Exercise input =>
'''

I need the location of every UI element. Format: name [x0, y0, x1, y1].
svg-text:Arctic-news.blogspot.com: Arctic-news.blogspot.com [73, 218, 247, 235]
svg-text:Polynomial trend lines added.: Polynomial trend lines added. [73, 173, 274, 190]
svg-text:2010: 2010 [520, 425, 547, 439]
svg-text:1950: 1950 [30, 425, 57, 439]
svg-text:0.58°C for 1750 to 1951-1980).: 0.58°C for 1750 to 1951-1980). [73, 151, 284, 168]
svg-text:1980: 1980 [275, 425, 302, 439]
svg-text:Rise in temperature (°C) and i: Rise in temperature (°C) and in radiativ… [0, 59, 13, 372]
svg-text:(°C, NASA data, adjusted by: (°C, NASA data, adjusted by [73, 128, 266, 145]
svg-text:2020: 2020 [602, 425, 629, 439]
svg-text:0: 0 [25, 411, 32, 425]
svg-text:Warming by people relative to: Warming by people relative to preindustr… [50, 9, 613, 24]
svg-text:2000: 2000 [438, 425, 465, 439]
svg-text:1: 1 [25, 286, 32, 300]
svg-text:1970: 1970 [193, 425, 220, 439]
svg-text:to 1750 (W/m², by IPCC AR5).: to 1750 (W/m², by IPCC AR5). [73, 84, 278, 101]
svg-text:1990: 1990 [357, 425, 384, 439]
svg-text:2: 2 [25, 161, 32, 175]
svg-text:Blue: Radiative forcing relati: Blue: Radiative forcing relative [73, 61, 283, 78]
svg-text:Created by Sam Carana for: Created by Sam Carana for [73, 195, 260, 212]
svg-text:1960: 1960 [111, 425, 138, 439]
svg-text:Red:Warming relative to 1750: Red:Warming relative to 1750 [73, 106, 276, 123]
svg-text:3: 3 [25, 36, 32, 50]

'''

Direction =>
Arrange all of the material above as a Markdown table with the columns Row and Line. Give each line its own numbered row and omit blank lines.

Task output =>
| Row | Line |
|---|---|
| 1 | I need the location of every UI element. Format: name [x0, y0, x1, y1]. |
| 2 | svg-text:Arctic-news.blogspot.com: Arctic-news.blogspot.com [73, 218, 247, 235] |
| 3 | svg-text:Polynomial trend lines added.: Polynomial trend lines added. [73, 173, 274, 190] |
| 4 | svg-text:2010: 2010 [520, 425, 547, 439] |
| 5 | svg-text:1950: 1950 [30, 425, 57, 439] |
| 6 | svg-text:0.58°C for 1750 to 1951-1980).: 0.58°C for 1750 to 1951-1980). [73, 151, 284, 168] |
| 7 | svg-text:1980: 1980 [275, 425, 302, 439] |
| 8 | svg-text:Rise in temperature (°C) and i: Rise in temperature (°C) and in radiativ… [0, 59, 13, 372] |
| 9 | svg-text:(°C, NASA data, adjusted by: (°C, NASA data, adjusted by [73, 128, 266, 145] |
| 10 | svg-text:2020: 2020 [602, 425, 629, 439] |
| 11 | svg-text:0: 0 [25, 411, 32, 425] |
| 12 | svg-text:Warming by people relative to: Warming by people relative to preindustr… [50, 9, 613, 24] |
| 13 | svg-text:2000: 2000 [438, 425, 465, 439] |
| 14 | svg-text:1: 1 [25, 286, 32, 300] |
| 15 | svg-text:1970: 1970 [193, 425, 220, 439] |
| 16 | svg-text:to 1750 (W/m², by IPCC AR5).: to 1750 (W/m², by IPCC AR5). [73, 84, 278, 101] |
| 17 | svg-text:1990: 1990 [357, 425, 384, 439] |
| 18 | svg-text:2: 2 [25, 161, 32, 175] |
| 19 | svg-text:Blue: Radiative forcing relati: Blue: Radiative forcing relative [73, 61, 283, 78] |
| 20 | svg-text:Created by Sam Carana for: Created by Sam Carana for [73, 195, 260, 212] |
| 21 | svg-text:1960: 1960 [111, 425, 138, 439] |
| 22 | svg-text:Red:Warming relative to 1750: Red:Warming relative to 1750 [73, 106, 276, 123] |
| 23 | svg-text:3: 3 [25, 36, 32, 50] |